Exercise aim ▸ List all the lines in these records that hold "degrees".

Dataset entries
++++

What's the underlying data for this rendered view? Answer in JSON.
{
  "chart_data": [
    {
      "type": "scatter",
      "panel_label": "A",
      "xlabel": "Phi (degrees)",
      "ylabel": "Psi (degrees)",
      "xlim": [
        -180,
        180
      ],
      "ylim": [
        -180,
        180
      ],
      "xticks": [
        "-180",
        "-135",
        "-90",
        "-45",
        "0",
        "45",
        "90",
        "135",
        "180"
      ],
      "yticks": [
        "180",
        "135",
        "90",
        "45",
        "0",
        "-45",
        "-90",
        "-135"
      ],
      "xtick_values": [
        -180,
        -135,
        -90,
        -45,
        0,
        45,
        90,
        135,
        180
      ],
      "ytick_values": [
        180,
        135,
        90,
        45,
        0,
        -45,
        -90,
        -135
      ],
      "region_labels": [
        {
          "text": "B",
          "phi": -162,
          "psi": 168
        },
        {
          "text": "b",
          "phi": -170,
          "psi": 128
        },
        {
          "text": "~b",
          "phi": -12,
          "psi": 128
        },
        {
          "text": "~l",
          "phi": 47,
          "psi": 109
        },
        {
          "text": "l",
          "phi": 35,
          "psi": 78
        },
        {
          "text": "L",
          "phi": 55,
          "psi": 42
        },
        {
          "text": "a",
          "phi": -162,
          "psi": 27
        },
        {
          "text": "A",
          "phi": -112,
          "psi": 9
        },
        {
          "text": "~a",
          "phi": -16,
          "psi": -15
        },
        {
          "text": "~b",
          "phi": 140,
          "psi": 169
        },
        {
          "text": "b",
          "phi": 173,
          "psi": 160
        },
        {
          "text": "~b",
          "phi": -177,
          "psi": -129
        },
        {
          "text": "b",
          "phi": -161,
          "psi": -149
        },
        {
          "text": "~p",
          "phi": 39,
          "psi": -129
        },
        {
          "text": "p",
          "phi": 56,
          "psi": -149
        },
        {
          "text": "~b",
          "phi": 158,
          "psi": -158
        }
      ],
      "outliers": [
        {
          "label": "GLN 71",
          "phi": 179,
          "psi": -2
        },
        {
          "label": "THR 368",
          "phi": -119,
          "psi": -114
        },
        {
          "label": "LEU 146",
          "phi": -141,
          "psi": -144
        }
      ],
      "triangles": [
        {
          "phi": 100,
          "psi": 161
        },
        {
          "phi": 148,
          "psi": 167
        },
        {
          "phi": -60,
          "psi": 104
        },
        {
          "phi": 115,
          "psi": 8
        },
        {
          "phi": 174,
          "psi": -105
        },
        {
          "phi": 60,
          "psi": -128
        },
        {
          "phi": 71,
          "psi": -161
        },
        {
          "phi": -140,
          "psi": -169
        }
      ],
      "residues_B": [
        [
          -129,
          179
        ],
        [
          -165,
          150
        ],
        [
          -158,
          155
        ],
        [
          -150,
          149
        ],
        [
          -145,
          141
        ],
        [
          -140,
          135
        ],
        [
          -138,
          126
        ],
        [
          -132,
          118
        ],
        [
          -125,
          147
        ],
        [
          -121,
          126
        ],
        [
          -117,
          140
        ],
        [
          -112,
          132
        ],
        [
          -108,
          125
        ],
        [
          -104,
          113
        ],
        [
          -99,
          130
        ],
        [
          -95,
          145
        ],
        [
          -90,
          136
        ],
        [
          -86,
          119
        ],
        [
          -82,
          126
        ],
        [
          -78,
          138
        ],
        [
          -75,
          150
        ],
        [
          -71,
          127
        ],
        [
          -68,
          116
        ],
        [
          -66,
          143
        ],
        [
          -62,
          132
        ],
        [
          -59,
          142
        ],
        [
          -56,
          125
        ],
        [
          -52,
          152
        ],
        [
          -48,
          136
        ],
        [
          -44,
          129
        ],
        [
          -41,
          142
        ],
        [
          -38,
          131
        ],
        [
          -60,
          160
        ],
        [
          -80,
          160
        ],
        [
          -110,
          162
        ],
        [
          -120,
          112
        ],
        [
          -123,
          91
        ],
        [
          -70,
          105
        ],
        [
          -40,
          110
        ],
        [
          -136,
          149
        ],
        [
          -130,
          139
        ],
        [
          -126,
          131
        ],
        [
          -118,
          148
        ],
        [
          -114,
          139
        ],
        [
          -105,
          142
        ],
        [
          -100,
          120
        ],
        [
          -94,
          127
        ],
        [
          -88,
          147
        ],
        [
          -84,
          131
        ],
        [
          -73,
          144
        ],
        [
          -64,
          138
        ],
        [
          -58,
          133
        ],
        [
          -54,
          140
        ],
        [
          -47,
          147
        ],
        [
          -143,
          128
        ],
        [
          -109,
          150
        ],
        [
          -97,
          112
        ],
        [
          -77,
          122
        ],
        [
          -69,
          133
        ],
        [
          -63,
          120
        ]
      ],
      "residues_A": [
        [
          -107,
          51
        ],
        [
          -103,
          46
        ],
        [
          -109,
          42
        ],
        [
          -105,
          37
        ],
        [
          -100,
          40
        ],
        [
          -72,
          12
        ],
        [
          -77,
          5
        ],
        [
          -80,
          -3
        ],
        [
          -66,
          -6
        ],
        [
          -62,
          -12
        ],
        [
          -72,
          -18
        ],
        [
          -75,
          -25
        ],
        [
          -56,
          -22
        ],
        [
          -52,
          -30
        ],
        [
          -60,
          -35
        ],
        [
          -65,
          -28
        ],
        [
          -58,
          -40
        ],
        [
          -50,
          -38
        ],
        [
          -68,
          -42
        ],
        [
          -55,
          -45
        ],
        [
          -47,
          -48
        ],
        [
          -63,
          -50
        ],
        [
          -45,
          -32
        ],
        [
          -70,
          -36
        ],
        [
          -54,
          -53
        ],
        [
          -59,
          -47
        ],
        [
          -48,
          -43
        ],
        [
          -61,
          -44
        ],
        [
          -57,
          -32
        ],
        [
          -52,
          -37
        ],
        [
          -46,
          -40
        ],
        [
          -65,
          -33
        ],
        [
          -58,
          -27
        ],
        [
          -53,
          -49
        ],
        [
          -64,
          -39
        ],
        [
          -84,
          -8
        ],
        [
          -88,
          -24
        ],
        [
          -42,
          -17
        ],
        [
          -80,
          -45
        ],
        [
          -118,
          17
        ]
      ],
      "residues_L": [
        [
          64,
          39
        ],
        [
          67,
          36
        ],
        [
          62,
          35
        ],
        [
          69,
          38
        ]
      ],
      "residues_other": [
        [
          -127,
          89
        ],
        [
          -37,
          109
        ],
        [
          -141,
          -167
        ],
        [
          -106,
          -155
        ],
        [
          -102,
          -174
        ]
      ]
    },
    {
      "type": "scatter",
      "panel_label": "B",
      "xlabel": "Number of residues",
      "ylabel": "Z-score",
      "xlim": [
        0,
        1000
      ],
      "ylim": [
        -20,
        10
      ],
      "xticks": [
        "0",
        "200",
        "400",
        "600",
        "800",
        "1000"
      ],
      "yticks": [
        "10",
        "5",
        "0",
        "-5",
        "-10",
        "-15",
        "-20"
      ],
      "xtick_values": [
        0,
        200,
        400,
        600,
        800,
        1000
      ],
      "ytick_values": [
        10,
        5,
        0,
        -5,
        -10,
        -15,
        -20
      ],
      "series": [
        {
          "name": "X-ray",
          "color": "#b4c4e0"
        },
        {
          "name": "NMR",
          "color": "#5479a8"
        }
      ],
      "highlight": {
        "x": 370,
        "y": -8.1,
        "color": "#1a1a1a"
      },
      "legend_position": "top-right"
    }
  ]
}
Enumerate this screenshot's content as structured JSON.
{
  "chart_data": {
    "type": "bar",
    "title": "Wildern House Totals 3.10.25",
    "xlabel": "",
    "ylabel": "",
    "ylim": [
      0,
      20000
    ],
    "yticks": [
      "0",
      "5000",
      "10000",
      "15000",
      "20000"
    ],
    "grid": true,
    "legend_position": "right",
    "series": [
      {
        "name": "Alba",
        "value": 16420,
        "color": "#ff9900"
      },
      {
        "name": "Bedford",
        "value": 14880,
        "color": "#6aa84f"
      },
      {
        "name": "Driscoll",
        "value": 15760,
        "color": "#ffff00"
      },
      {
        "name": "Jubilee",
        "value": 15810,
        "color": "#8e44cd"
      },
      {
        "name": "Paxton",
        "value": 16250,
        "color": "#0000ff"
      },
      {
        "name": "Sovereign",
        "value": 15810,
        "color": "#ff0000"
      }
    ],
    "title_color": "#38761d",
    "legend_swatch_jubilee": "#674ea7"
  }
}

++++

Full answer ▸
      "xlabel": "Phi (degrees)",
      "ylabel": "Psi (degrees)",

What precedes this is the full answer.